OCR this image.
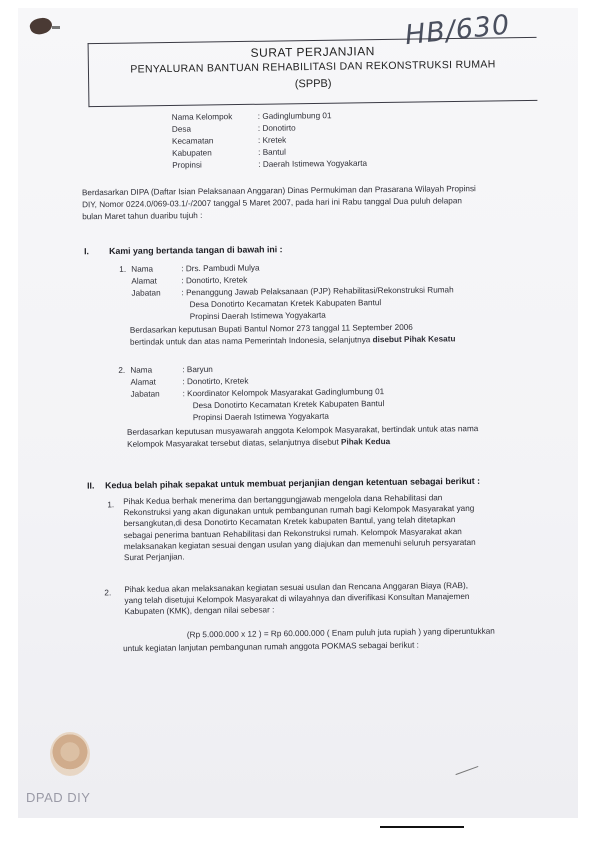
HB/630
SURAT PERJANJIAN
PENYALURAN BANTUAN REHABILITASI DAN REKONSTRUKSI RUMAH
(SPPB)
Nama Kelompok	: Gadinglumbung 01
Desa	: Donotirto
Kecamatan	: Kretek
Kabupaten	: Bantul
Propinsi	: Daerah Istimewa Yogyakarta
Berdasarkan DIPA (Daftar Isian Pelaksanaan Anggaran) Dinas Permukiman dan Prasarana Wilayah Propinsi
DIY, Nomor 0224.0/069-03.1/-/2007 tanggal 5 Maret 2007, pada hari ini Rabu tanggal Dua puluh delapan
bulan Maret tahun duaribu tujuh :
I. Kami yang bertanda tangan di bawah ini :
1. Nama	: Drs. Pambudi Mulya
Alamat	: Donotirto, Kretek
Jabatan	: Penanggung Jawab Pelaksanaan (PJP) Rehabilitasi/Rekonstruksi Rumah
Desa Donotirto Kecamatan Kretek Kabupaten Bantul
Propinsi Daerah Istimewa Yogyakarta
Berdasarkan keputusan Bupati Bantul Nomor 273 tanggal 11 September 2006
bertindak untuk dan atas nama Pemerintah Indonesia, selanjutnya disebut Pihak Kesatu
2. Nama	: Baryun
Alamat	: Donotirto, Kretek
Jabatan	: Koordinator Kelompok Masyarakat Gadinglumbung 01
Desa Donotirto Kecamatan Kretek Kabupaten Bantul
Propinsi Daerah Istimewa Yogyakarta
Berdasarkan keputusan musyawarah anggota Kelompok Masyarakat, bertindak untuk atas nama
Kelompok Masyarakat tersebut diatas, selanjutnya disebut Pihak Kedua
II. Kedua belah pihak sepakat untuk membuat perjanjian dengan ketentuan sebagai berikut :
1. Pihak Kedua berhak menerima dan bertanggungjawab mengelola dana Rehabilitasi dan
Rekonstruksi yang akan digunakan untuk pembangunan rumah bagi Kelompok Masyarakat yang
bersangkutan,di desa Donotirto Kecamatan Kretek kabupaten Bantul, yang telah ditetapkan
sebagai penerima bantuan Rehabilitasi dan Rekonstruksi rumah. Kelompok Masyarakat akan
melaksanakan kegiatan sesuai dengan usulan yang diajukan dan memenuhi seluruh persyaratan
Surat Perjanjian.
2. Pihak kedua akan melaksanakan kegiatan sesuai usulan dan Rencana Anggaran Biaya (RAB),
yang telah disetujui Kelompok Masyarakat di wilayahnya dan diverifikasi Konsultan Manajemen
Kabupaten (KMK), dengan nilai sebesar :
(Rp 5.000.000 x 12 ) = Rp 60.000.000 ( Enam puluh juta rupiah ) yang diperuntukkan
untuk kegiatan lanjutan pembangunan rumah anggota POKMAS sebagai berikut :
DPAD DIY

◆ WRITTEN INSTRUCTION ◆
Make a copy of each line that contains the string "disebut".

◆ ANSWER BELOW ◆
bertindak untuk dan atas nama Pemerintah Indonesia, selanjutnya disebut Pihak Kesatu
Kelompok Masyarakat tersebut diatas, selanjutnya disebut Pihak Kedua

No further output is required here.